Dataset records »
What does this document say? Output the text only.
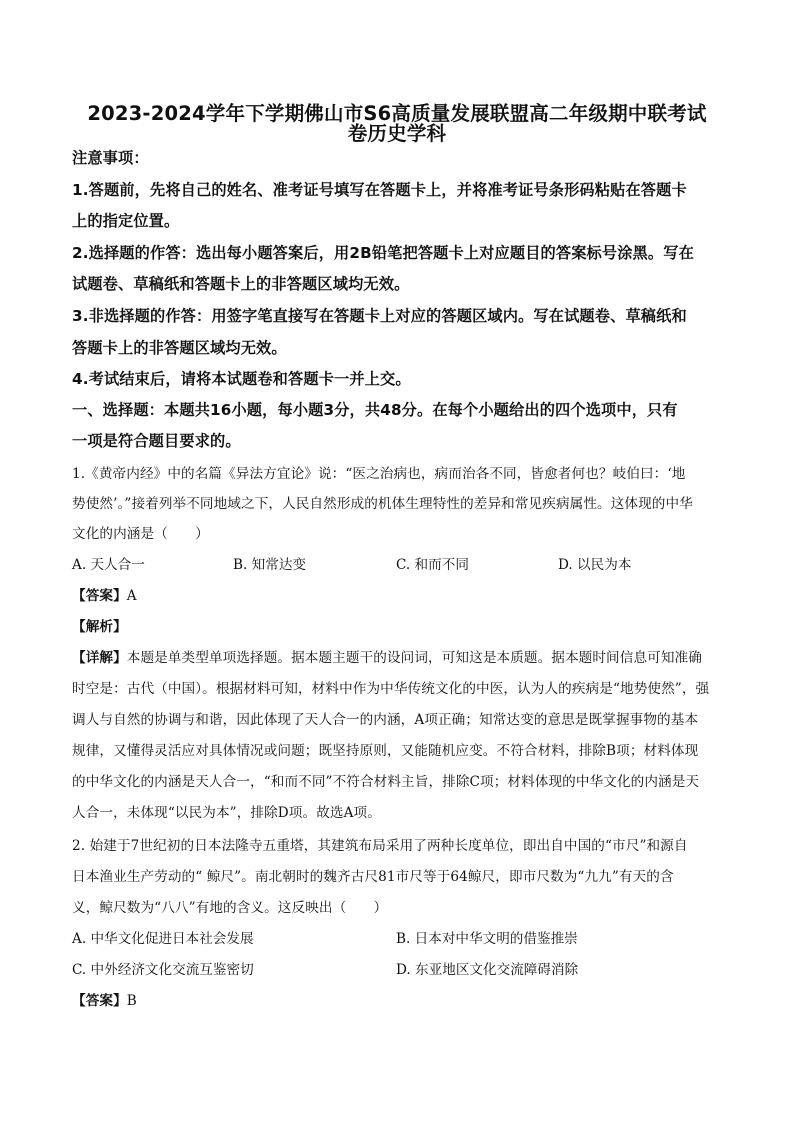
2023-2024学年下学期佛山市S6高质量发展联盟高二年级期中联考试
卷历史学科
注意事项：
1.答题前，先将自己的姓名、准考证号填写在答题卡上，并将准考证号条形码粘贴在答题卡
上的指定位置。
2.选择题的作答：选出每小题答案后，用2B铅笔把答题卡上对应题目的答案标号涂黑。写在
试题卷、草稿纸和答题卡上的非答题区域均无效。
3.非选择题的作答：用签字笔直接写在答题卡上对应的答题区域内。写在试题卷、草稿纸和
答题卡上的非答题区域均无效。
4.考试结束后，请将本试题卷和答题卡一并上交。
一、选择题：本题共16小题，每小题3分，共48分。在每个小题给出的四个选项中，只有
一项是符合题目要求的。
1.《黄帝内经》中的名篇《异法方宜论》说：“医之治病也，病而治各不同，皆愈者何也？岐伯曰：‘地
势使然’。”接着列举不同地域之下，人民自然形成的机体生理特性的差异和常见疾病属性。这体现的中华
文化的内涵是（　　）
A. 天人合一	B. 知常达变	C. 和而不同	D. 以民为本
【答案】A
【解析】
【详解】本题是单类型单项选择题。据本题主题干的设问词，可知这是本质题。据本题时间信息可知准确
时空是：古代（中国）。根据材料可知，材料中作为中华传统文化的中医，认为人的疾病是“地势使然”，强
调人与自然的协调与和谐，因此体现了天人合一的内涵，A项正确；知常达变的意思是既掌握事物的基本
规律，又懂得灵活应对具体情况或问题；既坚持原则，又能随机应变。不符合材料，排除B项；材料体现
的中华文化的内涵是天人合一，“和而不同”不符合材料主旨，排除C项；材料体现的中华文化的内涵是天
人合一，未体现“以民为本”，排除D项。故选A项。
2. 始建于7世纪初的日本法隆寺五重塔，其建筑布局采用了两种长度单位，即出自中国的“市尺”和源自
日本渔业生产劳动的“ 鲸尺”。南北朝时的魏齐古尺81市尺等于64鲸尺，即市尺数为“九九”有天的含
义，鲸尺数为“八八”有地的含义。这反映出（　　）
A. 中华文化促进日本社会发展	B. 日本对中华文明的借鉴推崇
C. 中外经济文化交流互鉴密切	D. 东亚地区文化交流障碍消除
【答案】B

TASK TO COMPLETE » Report the number of lines in the entries above that include the word "和而不同" and add nothing to it.

FULL RESPONSE » 2